▶ Data listing
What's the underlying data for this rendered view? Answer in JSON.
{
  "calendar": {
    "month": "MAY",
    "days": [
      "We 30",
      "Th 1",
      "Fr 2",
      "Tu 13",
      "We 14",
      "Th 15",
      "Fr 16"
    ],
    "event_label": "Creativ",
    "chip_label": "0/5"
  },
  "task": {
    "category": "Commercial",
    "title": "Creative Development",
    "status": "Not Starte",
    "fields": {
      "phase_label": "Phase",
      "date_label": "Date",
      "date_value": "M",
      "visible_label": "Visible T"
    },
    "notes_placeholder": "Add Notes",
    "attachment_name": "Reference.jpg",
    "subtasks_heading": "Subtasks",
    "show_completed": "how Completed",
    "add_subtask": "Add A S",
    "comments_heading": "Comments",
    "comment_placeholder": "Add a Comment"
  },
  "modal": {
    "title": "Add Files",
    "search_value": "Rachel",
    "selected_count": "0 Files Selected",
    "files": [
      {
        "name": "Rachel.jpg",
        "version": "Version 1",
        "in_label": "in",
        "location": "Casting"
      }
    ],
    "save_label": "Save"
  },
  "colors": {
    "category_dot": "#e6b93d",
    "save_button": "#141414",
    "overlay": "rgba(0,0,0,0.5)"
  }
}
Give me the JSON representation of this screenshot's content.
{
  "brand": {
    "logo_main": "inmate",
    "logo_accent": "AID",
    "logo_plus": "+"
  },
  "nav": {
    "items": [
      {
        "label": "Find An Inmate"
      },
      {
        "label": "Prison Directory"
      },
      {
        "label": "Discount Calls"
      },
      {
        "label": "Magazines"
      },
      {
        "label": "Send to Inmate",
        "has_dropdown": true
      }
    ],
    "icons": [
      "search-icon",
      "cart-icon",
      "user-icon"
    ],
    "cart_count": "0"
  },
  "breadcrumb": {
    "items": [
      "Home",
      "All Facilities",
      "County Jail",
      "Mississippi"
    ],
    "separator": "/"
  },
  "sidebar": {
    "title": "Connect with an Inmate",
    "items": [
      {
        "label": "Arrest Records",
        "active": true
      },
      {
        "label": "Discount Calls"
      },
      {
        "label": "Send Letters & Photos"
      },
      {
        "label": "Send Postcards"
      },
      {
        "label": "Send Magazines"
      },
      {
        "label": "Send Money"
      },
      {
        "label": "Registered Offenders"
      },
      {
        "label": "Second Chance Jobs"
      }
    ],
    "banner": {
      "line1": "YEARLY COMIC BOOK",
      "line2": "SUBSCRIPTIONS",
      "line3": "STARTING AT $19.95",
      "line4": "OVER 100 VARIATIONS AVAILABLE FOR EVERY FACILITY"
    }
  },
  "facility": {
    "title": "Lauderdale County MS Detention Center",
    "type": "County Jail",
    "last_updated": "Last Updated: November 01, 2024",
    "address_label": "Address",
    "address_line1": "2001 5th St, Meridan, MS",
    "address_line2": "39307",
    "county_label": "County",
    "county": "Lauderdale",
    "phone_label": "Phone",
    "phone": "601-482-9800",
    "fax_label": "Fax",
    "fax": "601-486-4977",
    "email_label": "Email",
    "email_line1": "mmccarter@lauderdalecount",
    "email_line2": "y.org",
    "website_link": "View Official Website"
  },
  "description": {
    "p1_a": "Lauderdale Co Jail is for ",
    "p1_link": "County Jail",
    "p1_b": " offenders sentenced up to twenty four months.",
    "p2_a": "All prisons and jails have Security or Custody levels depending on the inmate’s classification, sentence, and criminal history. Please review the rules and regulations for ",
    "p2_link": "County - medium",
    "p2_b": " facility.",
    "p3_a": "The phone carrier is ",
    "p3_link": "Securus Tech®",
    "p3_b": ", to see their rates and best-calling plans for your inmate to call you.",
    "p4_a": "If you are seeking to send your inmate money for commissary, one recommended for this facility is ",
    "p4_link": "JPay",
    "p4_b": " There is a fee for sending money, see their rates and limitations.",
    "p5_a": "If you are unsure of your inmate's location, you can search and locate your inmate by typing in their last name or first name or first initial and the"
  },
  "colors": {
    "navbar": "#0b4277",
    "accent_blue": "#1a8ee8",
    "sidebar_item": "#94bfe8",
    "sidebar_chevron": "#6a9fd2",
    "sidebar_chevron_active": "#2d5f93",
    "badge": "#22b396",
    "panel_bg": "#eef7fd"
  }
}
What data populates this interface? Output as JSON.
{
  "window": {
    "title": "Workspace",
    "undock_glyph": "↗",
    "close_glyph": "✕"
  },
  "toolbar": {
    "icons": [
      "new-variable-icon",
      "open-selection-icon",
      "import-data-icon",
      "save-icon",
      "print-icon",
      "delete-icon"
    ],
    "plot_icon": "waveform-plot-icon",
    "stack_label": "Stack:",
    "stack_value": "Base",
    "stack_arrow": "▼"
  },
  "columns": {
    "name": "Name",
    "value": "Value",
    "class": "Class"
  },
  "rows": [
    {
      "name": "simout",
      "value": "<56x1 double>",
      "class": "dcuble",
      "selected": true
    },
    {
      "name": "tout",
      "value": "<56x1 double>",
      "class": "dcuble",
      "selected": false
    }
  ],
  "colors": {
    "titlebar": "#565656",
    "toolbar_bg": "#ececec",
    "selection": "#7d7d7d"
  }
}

▶ Given task
Each line of the listing should be copied exactly.

▶ Finished exercise
What's the underlying data for this rendered view? Answer in JSON.
{
  "calendar": {
    "month": "MAY",
    "days": [
      "We 30",
      "Th 1",
      "Fr 2",
      "Tu 13",
      "We 14",
      "Th 15",
      "Fr 16"
    ],
    "event_label": "Creativ",
    "chip_label": "0/5"
  },
  "task": {
    "category": "Commercial",
    "title": "Creative Development",
    "status": "Not Starte",
    "fields": {
      "phase_label": "Phase",
      "date_label": "Date",
      "date_value": "M",
      "visible_label": "Visible T"
    },
    "notes_placeholder": "Add Notes",
    "attachment_name": "Reference.jpg",
    "subtasks_heading": "Subtasks",
    "show_completed": "how Completed",
    "add_subtask": "Add A S",
    "comments_heading": "Comments",
    "comment_placeholder": "Add a Comment"
  },
  "modal": {
    "title": "Add Files",
    "search_value": "Rachel",
    "selected_count": "0 Files Selected",
    "files": [
      {
        "name": "Rachel.jpg",
        "version": "Version 1",
        "in_label": "in",
        "location": "Casting"
      }
    ],
    "save_label": "Save"
  },
  "colors": {
    "category_dot": "#e6b93d",
    "save_button": "#141414",
    "overlay": "rgba(0,0,0,0.5)"
  }
}
Give me the JSON representation of this screenshot's content.
{
  "brand": {
    "logo_main": "inmate",
    "logo_accent": "AID",
    "logo_plus": "+"
  },
  "nav": {
    "items": [
      {
        "label": "Find An Inmate"
      },
      {
        "label": "Prison Directory"
      },
      {
        "label": "Discount Calls"
      },
      {
        "label": "Magazines"
      },
      {
        "label": "Send to Inmate",
        "has_dropdown": true
      }
    ],
    "icons": [
      "search-icon",
      "cart-icon",
      "user-icon"
    ],
    "cart_count": "0"
  },
  "breadcrumb": {
    "items": [
      "Home",
      "All Facilities",
      "County Jail",
      "Mississippi"
    ],
    "separator": "/"
  },
  "sidebar": {
    "title": "Connect with an Inmate",
    "items": [
      {
        "label": "Arrest Records",
        "active": true
      },
      {
        "label": "Discount Calls"
      },
      {
        "label": "Send Letters & Photos"
      },
      {
        "label": "Send Postcards"
      },
      {
        "label": "Send Magazines"
      },
      {
        "label": "Send Money"
      },
      {
        "label": "Registered Offenders"
      },
      {
        "label": "Second Chance Jobs"
      }
    ],
    "banner": {
      "line1": "YEARLY COMIC BOOK",
      "line2": "SUBSCRIPTIONS",
      "line3": "STARTING AT $19.95",
      "line4": "OVER 100 VARIATIONS AVAILABLE FOR EVERY FACILITY"
    }
  },
  "facility": {
    "title": "Lauderdale County MS Detention Center",
    "type": "County Jail",
    "last_updated": "Last Updated: November 01, 2024",
    "address_label": "Address",
    "address_line1": "2001 5th St, Meridan, MS",
    "address_line2": "39307",
    "county_label": "County",
    "county": "Lauderdale",
    "phone_label": "Phone",
    "phone": "601-482-9800",
    "fax_label": "Fax",
    "fax": "601-486-4977",
    "email_label": "Email",
    "email_line1": "mmccarter@lauderdalecount",
    "email_line2": "y.org",
    "website_link": "View Official Website"
  },
  "description": {
    "p1_a": "Lauderdale Co Jail is for ",
    "p1_link": "County Jail",
    "p1_b": " offenders sentenced up to twenty four months.",
    "p2_a": "All prisons and jails have Security or Custody levels depending on the inmate’s classification, sentence, and criminal history. Please review the rules and regulations for ",
    "p2_link": "County - medium",
    "p2_b": " facility.",
    "p3_a": "The phone carrier is ",
    "p3_link": "Securus Tech®",
    "p3_b": ", to see their rates and best-calling plans for your inmate to call you.",
    "p4_a": "If you are seeking to send your inmate money for commissary, one recommended for this facility is ",
    "p4_link": "JPay",
    "p4_b": " There is a fee for sending money, see their rates and limitations.",
    "p5_a": "If you are unsure of your inmate's location, you can search and locate your inmate by typing in their last name or first name or first initial and the"
  },
  "colors": {
    "navbar": "#0b4277",
    "accent_blue": "#1a8ee8",
    "sidebar_item": "#94bfe8",
    "sidebar_chevron": "#6a9fd2",
    "sidebar_chevron_active": "#2d5f93",
    "badge": "#22b396",
    "panel_bg": "#eef7fd"
  }
}
What data populates this interface? Output as JSON.
{
  "window": {
    "title": "Workspace",
    "undock_glyph": "↗",
    "close_glyph": "✕"
  },
  "toolbar": {
    "icons": [
      "new-variable-icon",
      "open-selection-icon",
      "import-data-icon",
      "save-icon",
      "print-icon",
      "delete-icon"
    ],
    "plot_icon": "waveform-plot-icon",
    "stack_label": "Stack:",
    "stack_value": "Base",
    "stack_arrow": "▼"
  },
  "columns": {
    "name": "Name",
    "value": "Value",
    "class": "Class"
  },
  "rows": [
    {
      "name": "simout",
      "value": "<56x1 double>",
      "class": "dcuble",
      "selected": true
    },
    {
      "name": "tout",
      "value": "<56x1 double>",
      "class": "dcuble",
      "selected": false
    }
  ],
  "colors": {
    "titlebar": "#565656",
    "toolbar_bg": "#ececec",
    "selection": "#7d7d7d"
  }
}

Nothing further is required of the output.